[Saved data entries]
::::

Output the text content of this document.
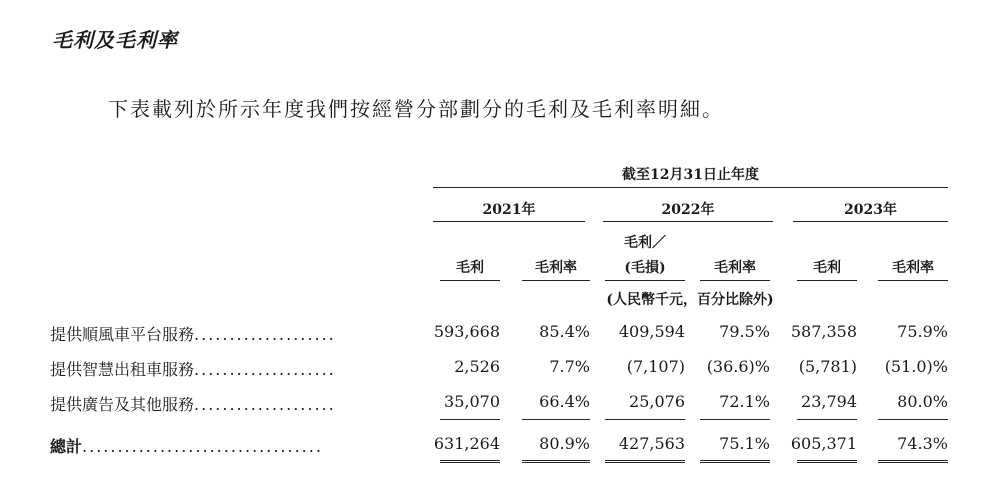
毛利及毛利率
下表載列於所示年度我們按經營分部劃分的毛利及毛利率明細。
截至12月31日止年度
2021年	2022年	2023年
毛利	毛利率
毛利／
(毛損)	毛利率	毛利	毛利率
(人民幣千元，百分比除外)
提供順風車平台服務....................	593,668	85.4%	409,594	79.5%	587,358	75.9%
提供智慧出租車服務....................	2,526	7.7%	(7,107)	(36.6)%	(5,781)	(51.0)%
提供廣告及其他服務....................	35,070	66.4%	25,076	72.1%	23,794	80.0%
總計..................................	631,264	80.9%	427,563	75.1%	605,371	74.3%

::::

→ **SET PROBLEM**
Retype each line of the listing above word for word. Exclude the pictures.

→ **TASK RESPONSE**
Output the text content of this document.
毛利及毛利率
下表載列於所示年度我們按經營分部劃分的毛利及毛利率明細。
截至12月31日止年度
2021年	2022年	2023年
毛利	毛利率
毛利／
(毛損)	毛利率	毛利	毛利率
(人民幣千元，百分比除外)
提供順風車平台服務....................	593,668	85.4%	409,594	79.5%	587,358	75.9%
提供智慧出租車服務....................	2,526	7.7%	(7,107)	(36.6)%	(5,781)	(51.0)%
提供廣告及其他服務....................	35,070	66.4%	25,076	72.1%	23,794	80.0%
總計..................................	631,264	80.9%	427,563	75.1%	605,371	74.3%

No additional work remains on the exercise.